### THE RECORDS ###

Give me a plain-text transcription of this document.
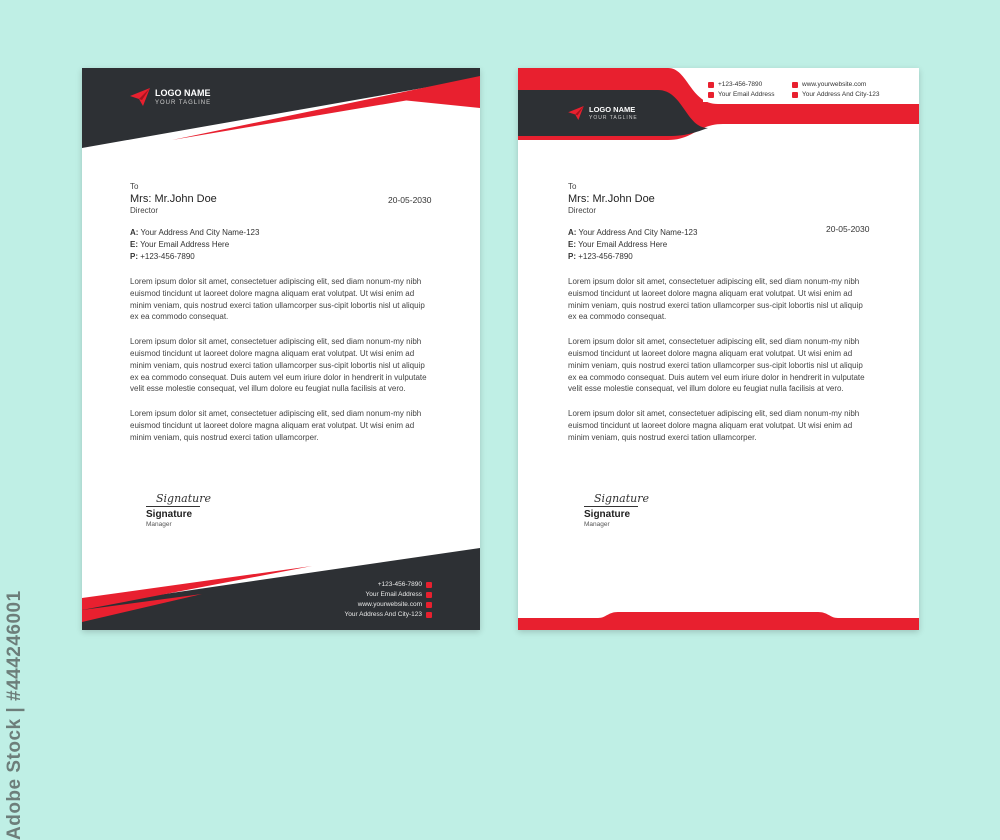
Adobe Stock | #444246001
LOGO NAME
YOUR TAGLINE
To
Mrs: Mr.John Doe
Director
A: Your Address And City Name-123
E: Your Email Address Here
P: +123-456-7890
Lorem ipsum dolor sit amet, consectetuer adipiscing elit, sed diam nonum-my nibh euismod tincidunt ut laoreet dolore magna aliquam erat volutpat. Ut wisi enim ad minim veniam, quis nostrud exerci tation ullamcorper sus-cipit lobortis nisl ut aliquip ex ea commodo consequat.
Lorem ipsum dolor sit amet, consectetuer adipiscing elit, sed diam nonum-my nibh euismod tincidunt ut laoreet dolore magna aliquam erat volutpat. Ut wisi enim ad minim veniam, quis nostrud exerci tation ullamcorper sus-cipit lobortis nisl ut aliquip ex ea commodo consequat. Duis autem vel eum iriure dolor in hendrerit in vulputate velit esse molestie consequat, vel illum dolore eu feugiat nulla facilisis at vero.
Lorem ipsum dolor sit amet, consectetuer adipiscing elit, sed diam nonum-my nibh euismod tincidunt ut laoreet dolore magna aliquam erat volutpat. Ut wisi enim ad minim veniam, quis nostrud exerci tation ullamcorper.
20-05-2030
Signature
Signature
Manager
+123-456-7890
Your Email Address
www.yourwebsite.com
Your Address And City-123
LOGO NAME
YOUR TAGLINE
+123-456-7890
Your Email Address
www.yourwebsite.com
Your Address And City-123
To
Mrs: Mr.John Doe
Director
A: Your Address And City Name-123
E: Your Email Address Here
P: +123-456-7890
Lorem ipsum dolor sit amet, consectetuer adipiscing elit, sed diam nonum-my nibh euismod tincidunt ut laoreet dolore magna aliquam erat volutpat. Ut wisi enim ad minim veniam, quis nostrud exerci tation ullamcorper sus-cipit lobortis nisl ut aliquip ex ea commodo consequat.
Lorem ipsum dolor sit amet, consectetuer adipiscing elit, sed diam nonum-my nibh euismod tincidunt ut laoreet dolore magna aliquam erat volutpat. Ut wisi enim ad minim veniam, quis nostrud exerci tation ullamcorper sus-cipit lobortis nisl ut aliquip ex ea commodo consequat. Duis autem vel eum iriure dolor in hendrerit in vulputate velit esse molestie consequat, vel illum dolore eu feugiat nulla facilisis at vero.
Lorem ipsum dolor sit amet, consectetuer adipiscing elit, sed diam nonum-my nibh euismod tincidunt ut laoreet dolore magna aliquam erat volutpat. Ut wisi enim ad minim veniam, quis nostrud exerci tation ullamcorper.
20-05-2030
Signature
Signature
Manager
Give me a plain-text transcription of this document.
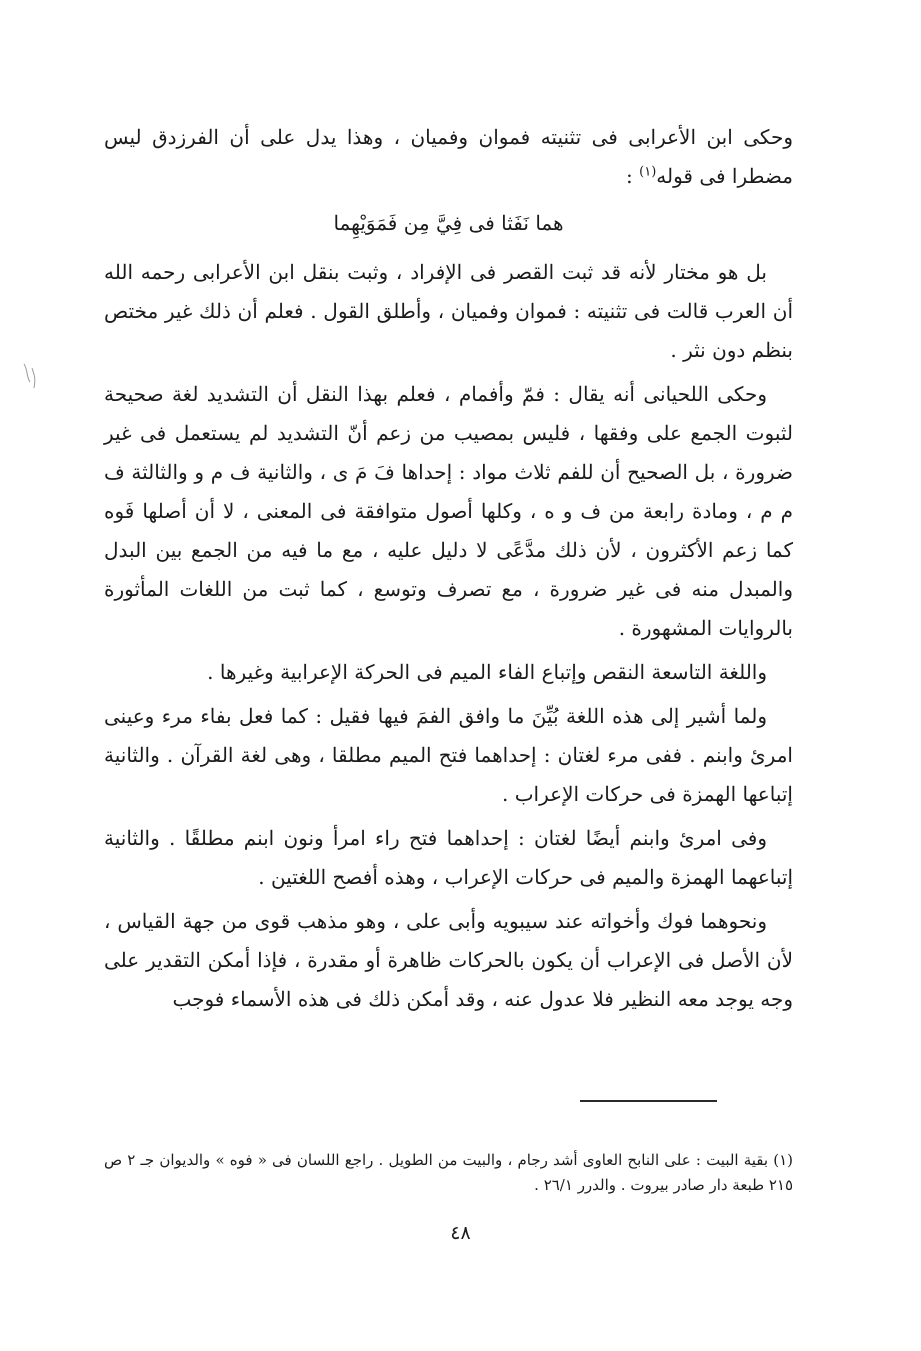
وحكى ابن الأعرابى فى تثنيته فموان وفميان ، وهذا يدل على أن الفرزدق ليس مضطرا فى قوله$^{(١)}$ :

هما نَفَثا فى فِيَّ مِن فَمَوَيْهِما

بل هو مختار لأنه قد ثبت القصر فى الإفراد ، وثبت بنقل ابن الأعرابى رحمه الله أن العرب قالت فى تثنيته : فموان وفميان ، وأطلق القول . فعلم أن ذلك غير مختص بنظم دون نثر .

وحكى اللحيانى أنه يقال : فمّ وأفمام ، فعلم بهذا النقل أن التشديد لغة صحيحة لثبوت الجمع على وفقها ، فليس بمصيب من زعم أنّ التشديد لم يستعمل فى غير ضرورة ، بل الصحيح أن للفم ثلاث مواد : إحداها فَ مَ ى ، والثانية ف م و والثالثة ف م م ، ومادة رابعة من ف و ه ، وكلها أصول متوافقة فى المعنى ، لا أن أصلها فَوه كما زعم الأكثرون ، لأن ذلك مدَّعًى لا دليل عليه ، مع ما فيه من الجمع بين البدل والمبدل منه فى غير ضرورة ، مع تصرف وتوسع ، كما ثبت من اللغات المأثورة بالروايات المشهورة .

واللغة التاسعة النقص وإتباع الفاء الميم فى الحركة الإعرابية وغيرها .

ولما أشير إلى هذه اللغة بُيِّنَ ما وافق الفمَ فيها فقيل : كما فعل بفاء مرء وعينى امرئ وابنم . ففى مرء لغتان : إحداهما فتح الميم مطلقا ، وهى لغة القرآن . والثانية إتباعها الهمزة فى حركات الإعراب .

وفى امرئ وابنم أيضًا لغتان : إحداهما فتح راء امرأ ونون ابنم مطلقًا . والثانية إتباعهما الهمزة والميم فى حركات الإعراب ، وهذه أفصح اللغتين .

ونحوهما فوك وأخواته عند سيبويه وأبى على ، وهو مذهب قوى من جهة القياس ، لأن الأصل فى الإعراب أن يكون بالحركات ظاهرة أو مقدرة ، فإذا أمكن التقدير على وجه يوجد معه النظير فلا عدول عنه ، وقد أمكن ذلك فى هذه الأسماء فوجب

(١) بقية البيت : على النابح العاوى أشد رجام ، والبيت من الطويل . راجع اللسان فى « فوه » والديوان جـ ٢ ص ٢١٥ طبعة دار صادر بيروت . والدرر ٢٦/١ .

٤٨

###

- EXERCISE OBJECTIVE -
List each line of the records that holds the string "وابنم".

- SOLUTION FOR THIS PROBLEM -
ولما أشير إلى هذه اللغة بُيِّنَ ما وافق الفمَ فيها فقيل : كما فعل بفاء مرء وعينى امرئ وابنم . ففى مرء لغتان : إحداهما فتح الميم مطلقا ، وهى لغة القرآن . والثانية إتباعها الهمزة فى حركات الإعراب .
وفى امرئ وابنم أيضًا لغتان : إحداهما فتح راء امرأ ونون ابنم مطلقًا . والثانية إتباعهما الهمزة والميم فى حركات الإعراب ، وهذه أفصح اللغتين .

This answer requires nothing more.